Repair Procedures (cont.)

DISASSEMBLY PROCEDURES FOR
BOLTED BONNET VALVES

INTRODUCTION

Step-by-step disassembly procedures are
described for all types of Edward bolted
bonnet valves, including those with manual
and motor actuators.

It is important that the following para­graphs be read and understood before
specific disassembly work is started.

FIRST DETERMINE THE AREA
OF FAILURE

Failures or maintenance problems, for
other than check valves, can be divided

into two major areas. The area involved
will affect the disassembly procedure to be
followed. These areas, in general, are:

AREA 1

The impactor Handwheel or Handle, or the
Limitorque Actuator.

AREA 2

The valve internals, including the bonnet,
body, stem, disk, disk-nut, gland and seats.

IF FAILURE IS INDICATED IN AREA 1,

Refer to the applicable section
“Disassembly Procedures for Impactor
Handwheels,” or “Procedures for Removing
Electric Actuators from Valve Bonnets,”
pg. 12.

IF FAILURE IS INDICATED IN AREA 2,

Two methods are available. In Method 1,
the actuator and bonnet assembly may be
removed from the valve body as a unit.
This requires less time but requires ade­quate clearance area above the valve. The
second method is to first remove the actua­tor from the bonnet, and then the bonnet
from the body, in separate steps.

For Method 1, leave the valve actuator
mounted on the bonnet and follow instruc­tions for “Disassembly Procedures for Valve
Parts,” pg. 14.

For Method 2, first remove the operator by
following the applicable section,
“Disassembly Procedures for Impactor
Handwheels” or “Procedures for Removing
Electric Actuators from Valve Bonnets”
pg. 12. Then proceed to the section,
“Disassembly Procedures for Valve Parts,”
pg. 14.

> **Dataset excerpt**
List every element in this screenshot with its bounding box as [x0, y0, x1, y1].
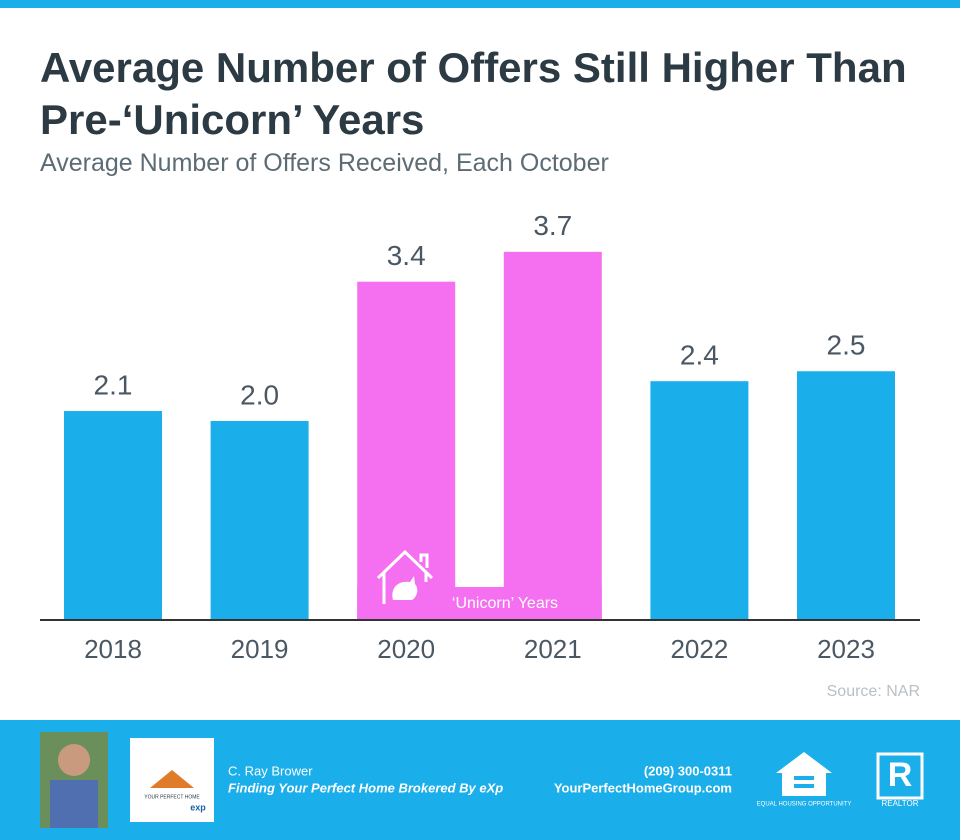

> **Requirements**
Please quote the valve disassembly text word for word, beginning at the words that include "The impactor Handwheel" and stopping after "gland and seats.". The material after the valve disassembly text is separate from it.

> **Answer to the task**
The impactor Handwheel or Handle, or the
Limitorque Actuator.

AREA 2

The valve internals, including the bonnet,
body, stem, disk, disk-nut, gland and seats.